>> begin

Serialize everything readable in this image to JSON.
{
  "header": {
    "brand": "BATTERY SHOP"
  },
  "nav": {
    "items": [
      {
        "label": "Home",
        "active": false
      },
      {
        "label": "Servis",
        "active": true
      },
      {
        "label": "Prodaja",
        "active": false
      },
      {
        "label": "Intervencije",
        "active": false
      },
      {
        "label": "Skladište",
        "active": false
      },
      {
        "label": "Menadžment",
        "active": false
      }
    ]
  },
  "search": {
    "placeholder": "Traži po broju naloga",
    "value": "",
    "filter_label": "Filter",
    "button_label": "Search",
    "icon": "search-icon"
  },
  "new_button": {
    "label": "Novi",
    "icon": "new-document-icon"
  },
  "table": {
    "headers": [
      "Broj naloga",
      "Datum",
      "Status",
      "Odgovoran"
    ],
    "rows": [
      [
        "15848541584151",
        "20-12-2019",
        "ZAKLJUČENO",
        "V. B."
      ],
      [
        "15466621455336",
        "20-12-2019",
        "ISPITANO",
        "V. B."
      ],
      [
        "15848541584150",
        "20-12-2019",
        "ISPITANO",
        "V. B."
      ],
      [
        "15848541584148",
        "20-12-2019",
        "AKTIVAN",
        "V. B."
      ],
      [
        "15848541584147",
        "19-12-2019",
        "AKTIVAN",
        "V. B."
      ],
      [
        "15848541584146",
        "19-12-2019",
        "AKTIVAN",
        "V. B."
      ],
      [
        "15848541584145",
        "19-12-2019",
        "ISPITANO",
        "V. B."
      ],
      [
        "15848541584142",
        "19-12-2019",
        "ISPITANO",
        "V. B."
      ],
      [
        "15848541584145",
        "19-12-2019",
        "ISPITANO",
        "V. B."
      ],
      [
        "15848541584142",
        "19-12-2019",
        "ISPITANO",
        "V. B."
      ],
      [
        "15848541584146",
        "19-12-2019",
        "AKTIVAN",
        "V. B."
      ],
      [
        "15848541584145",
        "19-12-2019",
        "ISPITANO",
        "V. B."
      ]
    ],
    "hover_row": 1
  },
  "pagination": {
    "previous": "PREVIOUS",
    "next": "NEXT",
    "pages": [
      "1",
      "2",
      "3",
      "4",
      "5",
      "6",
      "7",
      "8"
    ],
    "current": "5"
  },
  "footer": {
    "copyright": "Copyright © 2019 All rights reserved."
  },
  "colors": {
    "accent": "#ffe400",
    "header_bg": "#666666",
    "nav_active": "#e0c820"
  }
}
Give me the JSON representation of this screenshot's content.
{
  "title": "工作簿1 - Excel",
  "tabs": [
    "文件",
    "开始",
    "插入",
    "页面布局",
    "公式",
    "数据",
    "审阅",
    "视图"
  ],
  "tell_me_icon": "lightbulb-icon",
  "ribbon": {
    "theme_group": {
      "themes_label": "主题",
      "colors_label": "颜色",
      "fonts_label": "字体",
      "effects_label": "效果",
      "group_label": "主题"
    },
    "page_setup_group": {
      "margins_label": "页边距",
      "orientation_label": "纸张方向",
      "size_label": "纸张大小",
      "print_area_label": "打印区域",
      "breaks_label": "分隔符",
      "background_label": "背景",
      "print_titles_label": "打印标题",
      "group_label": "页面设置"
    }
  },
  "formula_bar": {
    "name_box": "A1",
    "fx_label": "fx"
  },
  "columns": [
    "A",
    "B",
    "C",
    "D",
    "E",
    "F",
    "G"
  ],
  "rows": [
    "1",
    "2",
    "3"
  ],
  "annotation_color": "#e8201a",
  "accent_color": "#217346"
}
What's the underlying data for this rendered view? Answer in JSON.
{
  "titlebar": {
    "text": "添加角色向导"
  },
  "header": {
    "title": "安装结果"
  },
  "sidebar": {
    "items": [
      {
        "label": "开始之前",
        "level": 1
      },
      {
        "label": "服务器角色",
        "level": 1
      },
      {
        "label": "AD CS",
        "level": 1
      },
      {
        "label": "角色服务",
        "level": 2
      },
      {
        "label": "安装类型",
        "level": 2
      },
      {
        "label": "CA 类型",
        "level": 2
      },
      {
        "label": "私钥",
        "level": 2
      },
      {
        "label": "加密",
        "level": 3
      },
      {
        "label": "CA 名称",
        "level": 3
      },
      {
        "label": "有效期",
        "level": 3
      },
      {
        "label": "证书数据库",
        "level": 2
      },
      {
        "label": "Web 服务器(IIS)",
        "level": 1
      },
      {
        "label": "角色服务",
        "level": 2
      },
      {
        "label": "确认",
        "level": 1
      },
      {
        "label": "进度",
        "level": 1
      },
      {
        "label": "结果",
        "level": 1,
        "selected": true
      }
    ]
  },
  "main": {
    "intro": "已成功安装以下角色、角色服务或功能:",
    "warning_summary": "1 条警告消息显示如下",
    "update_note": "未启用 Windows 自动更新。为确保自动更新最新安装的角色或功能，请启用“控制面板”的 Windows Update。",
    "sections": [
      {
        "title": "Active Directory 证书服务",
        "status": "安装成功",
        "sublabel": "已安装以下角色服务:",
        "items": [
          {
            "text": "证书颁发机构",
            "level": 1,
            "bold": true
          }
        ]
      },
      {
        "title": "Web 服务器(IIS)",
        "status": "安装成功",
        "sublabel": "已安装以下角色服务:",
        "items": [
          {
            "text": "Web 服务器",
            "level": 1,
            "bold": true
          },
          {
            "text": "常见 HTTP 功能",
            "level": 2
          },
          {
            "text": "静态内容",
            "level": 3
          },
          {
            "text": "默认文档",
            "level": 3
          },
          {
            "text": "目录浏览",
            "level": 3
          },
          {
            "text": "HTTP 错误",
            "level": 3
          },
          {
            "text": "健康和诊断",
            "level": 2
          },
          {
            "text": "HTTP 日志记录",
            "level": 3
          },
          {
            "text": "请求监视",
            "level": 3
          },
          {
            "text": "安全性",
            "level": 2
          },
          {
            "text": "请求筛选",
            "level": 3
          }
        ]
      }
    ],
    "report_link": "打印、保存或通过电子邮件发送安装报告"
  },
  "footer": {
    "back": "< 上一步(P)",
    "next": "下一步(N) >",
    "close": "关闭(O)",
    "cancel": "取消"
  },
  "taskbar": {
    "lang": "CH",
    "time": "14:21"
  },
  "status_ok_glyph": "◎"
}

>> end

> _What is being asked_
Reproduce every entry shown above, precisely as it stands.

> _Solution to this task_
Serialize everything readable in this image to JSON.
{
  "header": {
    "brand": "BATTERY SHOP"
  },
  "nav": {
    "items": [
      {
        "label": "Home",
        "active": false
      },
      {
        "label": "Servis",
        "active": true
      },
      {
        "label": "Prodaja",
        "active": false
      },
      {
        "label": "Intervencije",
        "active": false
      },
      {
        "label": "Skladište",
        "active": false
      },
      {
        "label": "Menadžment",
        "active": false
      }
    ]
  },
  "search": {
    "placeholder": "Traži po broju naloga",
    "value": "",
    "filter_label": "Filter",
    "button_label": "Search",
    "icon": "search-icon"
  },
  "new_button": {
    "label": "Novi",
    "icon": "new-document-icon"
  },
  "table": {
    "headers": [
      "Broj naloga",
      "Datum",
      "Status",
      "Odgovoran"
    ],
    "rows": [
      [
        "15848541584151",
        "20-12-2019",
        "ZAKLJUČENO",
        "V. B."
      ],
      [
        "15466621455336",
        "20-12-2019",
        "ISPITANO",
        "V. B."
      ],
      [
        "15848541584150",
        "20-12-2019",
        "ISPITANO",
        "V. B."
      ],
      [
        "15848541584148",
        "20-12-2019",
        "AKTIVAN",
        "V. B."
      ],
      [
        "15848541584147",
        "19-12-2019",
        "AKTIVAN",
        "V. B."
      ],
      [
        "15848541584146",
        "19-12-2019",
        "AKTIVAN",
        "V. B."
      ],
      [
        "15848541584145",
        "19-12-2019",
        "ISPITANO",
        "V. B."
      ],
      [
        "15848541584142",
        "19-12-2019",
        "ISPITANO",
        "V. B."
      ],
      [
        "15848541584145",
        "19-12-2019",
        "ISPITANO",
        "V. B."
      ],
      [
        "15848541584142",
        "19-12-2019",
        "ISPITANO",
        "V. B."
      ],
      [
        "15848541584146",
        "19-12-2019",
        "AKTIVAN",
        "V. B."
      ],
      [
        "15848541584145",
        "19-12-2019",
        "ISPITANO",
        "V. B."
      ]
    ],
    "hover_row": 1
  },
  "pagination": {
    "previous": "PREVIOUS",
    "next": "NEXT",
    "pages": [
      "1",
      "2",
      "3",
      "4",
      "5",
      "6",
      "7",
      "8"
    ],
    "current": "5"
  },
  "footer": {
    "copyright": "Copyright © 2019 All rights reserved."
  },
  "colors": {
    "accent": "#ffe400",
    "header_bg": "#666666",
    "nav_active": "#e0c820"
  }
}
Give me the JSON representation of this screenshot's content.
{
  "title": "工作簿1 - Excel",
  "tabs": [
    "文件",
    "开始",
    "插入",
    "页面布局",
    "公式",
    "数据",
    "审阅",
    "视图"
  ],
  "tell_me_icon": "lightbulb-icon",
  "ribbon": {
    "theme_group": {
      "themes_label": "主题",
      "colors_label": "颜色",
      "fonts_label": "字体",
      "effects_label": "效果",
      "group_label": "主题"
    },
    "page_setup_group": {
      "margins_label": "页边距",
      "orientation_label": "纸张方向",
      "size_label": "纸张大小",
      "print_area_label": "打印区域",
      "breaks_label": "分隔符",
      "background_label": "背景",
      "print_titles_label": "打印标题",
      "group_label": "页面设置"
    }
  },
  "formula_bar": {
    "name_box": "A1",
    "fx_label": "fx"
  },
  "columns": [
    "A",
    "B",
    "C",
    "D",
    "E",
    "F",
    "G"
  ],
  "rows": [
    "1",
    "2",
    "3"
  ],
  "annotation_color": "#e8201a",
  "accent_color": "#217346"
}
What's the underlying data for this rendered view? Answer in JSON.
{
  "titlebar": {
    "text": "添加角色向导"
  },
  "header": {
    "title": "安装结果"
  },
  "sidebar": {
    "items": [
      {
        "label": "开始之前",
        "level": 1
      },
      {
        "label": "服务器角色",
        "level": 1
      },
      {
        "label": "AD CS",
        "level": 1
      },
      {
        "label": "角色服务",
        "level": 2
      },
      {
        "label": "安装类型",
        "level": 2
      },
      {
        "label": "CA 类型",
        "level": 2
      },
      {
        "label": "私钥",
        "level": 2
      },
      {
        "label": "加密",
        "level": 3
      },
      {
        "label": "CA 名称",
        "level": 3
      },
      {
        "label": "有效期",
        "level": 3
      },
      {
        "label": "证书数据库",
        "level": 2
      },
      {
        "label": "Web 服务器(IIS)",
        "level": 1
      },
      {
        "label": "角色服务",
        "level": 2
      },
      {
        "label": "确认",
        "level": 1
      },
      {
        "label": "进度",
        "level": 1
      },
      {
        "label": "结果",
        "level": 1,
        "selected": true
      }
    ]
  },
  "main": {
    "intro": "已成功安装以下角色、角色服务或功能:",
    "warning_summary": "1 条警告消息显示如下",
    "update_note": "未启用 Windows 自动更新。为确保自动更新最新安装的角色或功能，请启用“控制面板”的 Windows Update。",
    "sections": [
      {
        "title": "Active Directory 证书服务",
        "status": "安装成功",
        "sublabel": "已安装以下角色服务:",
        "items": [
          {
            "text": "证书颁发机构",
            "level": 1,
            "bold": true
          }
        ]
      },
      {
        "title": "Web 服务器(IIS)",
        "status": "安装成功",
        "sublabel": "已安装以下角色服务:",
        "items": [
          {
            "text": "Web 服务器",
            "level": 1,
            "bold": true
          },
          {
            "text": "常见 HTTP 功能",
            "level": 2
          },
          {
            "text": "静态内容",
            "level": 3
          },
          {
            "text": "默认文档",
            "level": 3
          },
          {
            "text": "目录浏览",
            "level": 3
          },
          {
            "text": "HTTP 错误",
            "level": 3
          },
          {
            "text": "健康和诊断",
            "level": 2
          },
          {
            "text": "HTTP 日志记录",
            "level": 3
          },
          {
            "text": "请求监视",
            "level": 3
          },
          {
            "text": "安全性",
            "level": 2
          },
          {
            "text": "请求筛选",
            "level": 3
          }
        ]
      }
    ],
    "report_link": "打印、保存或通过电子邮件发送安装报告"
  },
  "footer": {
    "back": "< 上一步(P)",
    "next": "下一步(N) >",
    "close": "关闭(O)",
    "cancel": "取消"
  },
  "taskbar": {
    "lang": "CH",
    "time": "14:21"
  },
  "status_ok_glyph": "◎"
}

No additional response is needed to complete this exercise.